EXERCISE DETAILS —
Repeat the whole listing exactly as written.

[THE DATA start]

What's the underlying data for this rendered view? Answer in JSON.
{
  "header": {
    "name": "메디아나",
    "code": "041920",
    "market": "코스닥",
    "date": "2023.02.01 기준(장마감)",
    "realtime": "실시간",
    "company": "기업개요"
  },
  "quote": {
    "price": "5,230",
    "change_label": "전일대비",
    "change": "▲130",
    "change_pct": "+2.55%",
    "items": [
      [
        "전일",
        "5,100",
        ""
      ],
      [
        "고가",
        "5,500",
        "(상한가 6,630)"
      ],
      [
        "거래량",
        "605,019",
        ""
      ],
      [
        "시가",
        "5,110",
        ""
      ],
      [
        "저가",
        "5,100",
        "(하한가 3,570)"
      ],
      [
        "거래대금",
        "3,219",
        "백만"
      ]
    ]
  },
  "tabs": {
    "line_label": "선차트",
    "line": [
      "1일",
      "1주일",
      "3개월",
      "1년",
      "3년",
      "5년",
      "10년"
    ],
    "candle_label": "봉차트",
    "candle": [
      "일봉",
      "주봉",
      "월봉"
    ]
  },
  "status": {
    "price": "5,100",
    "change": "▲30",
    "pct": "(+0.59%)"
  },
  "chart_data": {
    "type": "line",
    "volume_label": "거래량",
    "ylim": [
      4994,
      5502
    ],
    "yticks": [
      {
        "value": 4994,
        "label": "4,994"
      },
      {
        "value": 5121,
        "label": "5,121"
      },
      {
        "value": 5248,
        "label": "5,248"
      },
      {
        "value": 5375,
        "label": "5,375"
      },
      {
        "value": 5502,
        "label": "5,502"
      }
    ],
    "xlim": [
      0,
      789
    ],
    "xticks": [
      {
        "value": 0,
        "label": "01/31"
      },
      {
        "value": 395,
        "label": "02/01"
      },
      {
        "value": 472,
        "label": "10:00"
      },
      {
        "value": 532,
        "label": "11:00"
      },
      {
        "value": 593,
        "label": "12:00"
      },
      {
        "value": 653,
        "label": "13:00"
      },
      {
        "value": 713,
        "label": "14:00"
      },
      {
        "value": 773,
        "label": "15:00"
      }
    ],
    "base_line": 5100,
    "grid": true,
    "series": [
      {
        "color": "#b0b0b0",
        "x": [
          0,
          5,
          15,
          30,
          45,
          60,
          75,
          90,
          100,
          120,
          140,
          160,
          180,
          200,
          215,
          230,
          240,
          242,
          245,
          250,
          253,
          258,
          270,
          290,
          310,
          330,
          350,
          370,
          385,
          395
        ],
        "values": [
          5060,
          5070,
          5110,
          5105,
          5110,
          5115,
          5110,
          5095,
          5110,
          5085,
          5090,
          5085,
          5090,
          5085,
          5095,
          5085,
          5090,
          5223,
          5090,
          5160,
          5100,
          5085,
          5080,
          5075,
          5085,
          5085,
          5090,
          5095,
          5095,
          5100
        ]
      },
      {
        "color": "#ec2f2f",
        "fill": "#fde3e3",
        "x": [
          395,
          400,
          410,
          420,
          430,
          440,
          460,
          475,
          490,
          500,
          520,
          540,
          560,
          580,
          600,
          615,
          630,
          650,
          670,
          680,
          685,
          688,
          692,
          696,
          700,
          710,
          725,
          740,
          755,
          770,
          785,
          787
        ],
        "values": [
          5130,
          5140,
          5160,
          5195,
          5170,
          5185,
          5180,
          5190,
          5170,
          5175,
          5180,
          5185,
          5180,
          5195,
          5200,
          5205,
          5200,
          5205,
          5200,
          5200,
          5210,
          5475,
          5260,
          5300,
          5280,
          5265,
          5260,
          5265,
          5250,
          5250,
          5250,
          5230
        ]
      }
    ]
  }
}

[THE DATA end]

OUTPUT OF THE EXERCISE —
What's the underlying data for this rendered view? Answer in JSON.
{
  "header": {
    "name": "메디아나",
    "code": "041920",
    "market": "코스닥",
    "date": "2023.02.01 기준(장마감)",
    "realtime": "실시간",
    "company": "기업개요"
  },
  "quote": {
    "price": "5,230",
    "change_label": "전일대비",
    "change": "▲130",
    "change_pct": "+2.55%",
    "items": [
      [
        "전일",
        "5,100",
        ""
      ],
      [
        "고가",
        "5,500",
        "(상한가 6,630)"
      ],
      [
        "거래량",
        "605,019",
        ""
      ],
      [
        "시가",
        "5,110",
        ""
      ],
      [
        "저가",
        "5,100",
        "(하한가 3,570)"
      ],
      [
        "거래대금",
        "3,219",
        "백만"
      ]
    ]
  },
  "tabs": {
    "line_label": "선차트",
    "line": [
      "1일",
      "1주일",
      "3개월",
      "1년",
      "3년",
      "5년",
      "10년"
    ],
    "candle_label": "봉차트",
    "candle": [
      "일봉",
      "주봉",
      "월봉"
    ]
  },
  "status": {
    "price": "5,100",
    "change": "▲30",
    "pct": "(+0.59%)"
  },
  "chart_data": {
    "type": "line",
    "volume_label": "거래량",
    "ylim": [
      4994,
      5502
    ],
    "yticks": [
      {
        "value": 4994,
        "label": "4,994"
      },
      {
        "value": 5121,
        "label": "5,121"
      },
      {
        "value": 5248,
        "label": "5,248"
      },
      {
        "value": 5375,
        "label": "5,375"
      },
      {
        "value": 5502,
        "label": "5,502"
      }
    ],
    "xlim": [
      0,
      789
    ],
    "xticks": [
      {
        "value": 0,
        "label": "01/31"
      },
      {
        "value": 395,
        "label": "02/01"
      },
      {
        "value": 472,
        "label": "10:00"
      },
      {
        "value": 532,
        "label": "11:00"
      },
      {
        "value": 593,
        "label": "12:00"
      },
      {
        "value": 653,
        "label": "13:00"
      },
      {
        "value": 713,
        "label": "14:00"
      },
      {
        "value": 773,
        "label": "15:00"
      }
    ],
    "base_line": 5100,
    "grid": true,
    "series": [
      {
        "color": "#b0b0b0",
        "x": [
          0,
          5,
          15,
          30,
          45,
          60,
          75,
          90,
          100,
          120,
          140,
          160,
          180,
          200,
          215,
          230,
          240,
          242,
          245,
          250,
          253,
          258,
          270,
          290,
          310,
          330,
          350,
          370,
          385,
          395
        ],
        "values": [
          5060,
          5070,
          5110,
          5105,
          5110,
          5115,
          5110,
          5095,
          5110,
          5085,
          5090,
          5085,
          5090,
          5085,
          5095,
          5085,
          5090,
          5223,
          5090,
          5160,
          5100,
          5085,
          5080,
          5075,
          5085,
          5085,
          5090,
          5095,
          5095,
          5100
        ]
      },
      {
        "color": "#ec2f2f",
        "fill": "#fde3e3",
        "x": [
          395,
          400,
          410,
          420,
          430,
          440,
          460,
          475,
          490,
          500,
          520,
          540,
          560,
          580,
          600,
          615,
          630,
          650,
          670,
          680,
          685,
          688,
          692,
          696,
          700,
          710,
          725,
          740,
          755,
          770,
          785,
          787
        ],
        "values": [
          5130,
          5140,
          5160,
          5195,
          5170,
          5185,
          5180,
          5190,
          5170,
          5175,
          5180,
          5185,
          5180,
          5195,
          5200,
          5205,
          5200,
          5205,
          5200,
          5200,
          5210,
          5475,
          5260,
          5300,
          5280,
          5265,
          5260,
          5265,
          5250,
          5250,
          5250,
          5230
        ]
      }
    ]
  }
}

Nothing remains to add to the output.